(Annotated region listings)
╔══

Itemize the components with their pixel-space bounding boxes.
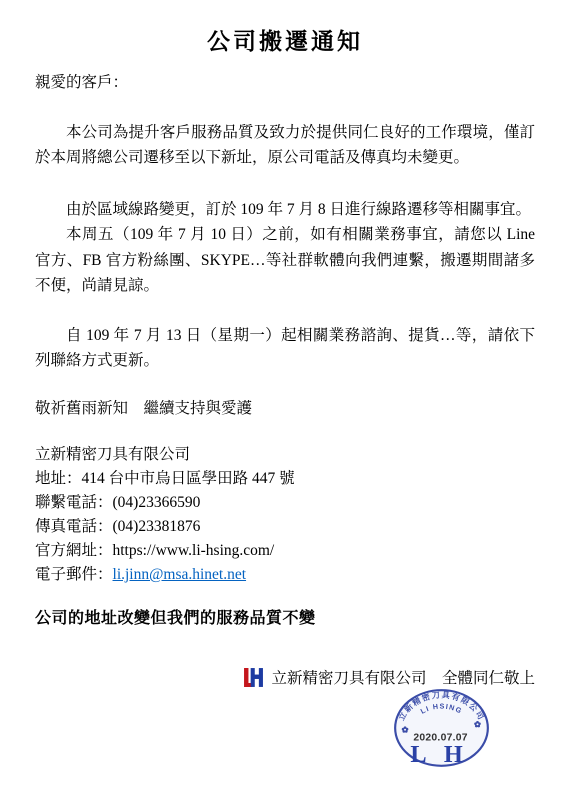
company-stamp: 立新精密刀具有限公司 LI HSING 2020.07.07 L H [392, 685, 491, 771]
website-line: 官方網址：https://www.li-hsing.com/ [35, 539, 535, 563]
phone-line: 聯繫電話：(04)23366590 [35, 491, 535, 515]
contact-block: 立新精密刀具有限公司 地址：414 台中市烏日區學田路 447 號 聯繫電話：(… [35, 443, 535, 587]
letter-page: 公司搬遷通知 親愛的客戶： 本公司為提升客戶服務品質及致力於提供同仁良好的工作環… [0, 0, 565, 800]
paragraph-contact-channels: 本周五（109 年 7 月 10 日）之前，如有相關業務事宜，請您以 Line … [35, 222, 535, 299]
paragraph-service-quality: 本公司為提升客戶服務品質及致力於提供同仁良好的工作環境，僅訂於本周將總公司遷移至… [35, 120, 535, 171]
closing-wish: 敬祈舊雨新知 繼續支持與愛護 [35, 396, 535, 422]
page-title: 公司搬遷通知 [35, 26, 535, 58]
address-line: 地址：414 台中市烏日區學田路 447 號 [35, 467, 535, 491]
paragraph-line-migration: 由於區域線路變更，訂於 109 年 7 月 8 日進行線路遷移等相關事宜。 [35, 197, 535, 223]
email-label: 電子郵件： [35, 566, 113, 583]
company-name: 立新精密刀具有限公司 [35, 443, 535, 467]
salutation: 親愛的客戶： [35, 70, 535, 96]
company-logo-icon [243, 667, 264, 688]
stamp-monogram: L H [410, 741, 469, 768]
paragraph-new-contact-date: 自 109 年 7 月 13 日（星期一）起相關業務諮詢、提貨…等，請依下列聯絡… [35, 323, 535, 374]
email-link[interactable]: li.jinn@msa.hinet.net [113, 566, 247, 583]
service-statement: 公司的地址改變但我們的服務品質不變 [35, 605, 535, 628]
fax-line: 傳真電話：(04)23381876 [35, 515, 535, 539]
email-line: 電子郵件：li.jinn@msa.hinet.net [35, 563, 535, 587]
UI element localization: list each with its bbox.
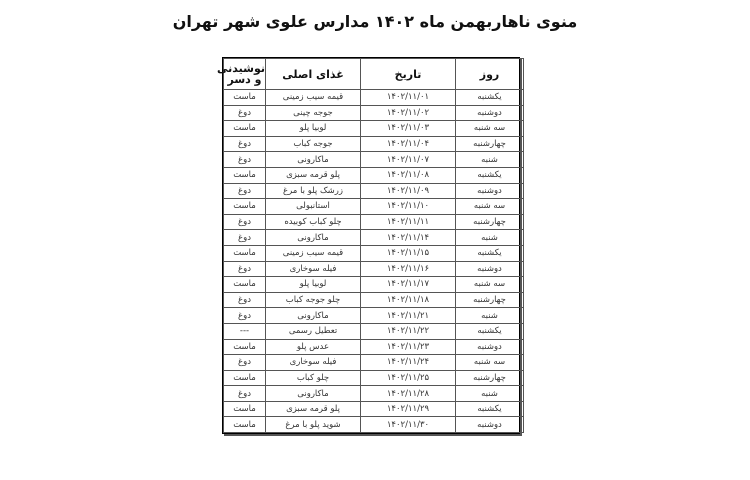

╚══

■ **Task details**: Find every line in the listing above that contains the string "親愛的客戶", matching case exactly, and copy each of those lines in full.

■ **Complete answer**:
letter-page: 公司搬遷通知 親愛的客戶： 本公司為提升客戶服務品質及致力於提供同仁良好的工作環… [0, 0, 565, 800]
salutation: 親愛的客戶： [35, 70, 535, 96]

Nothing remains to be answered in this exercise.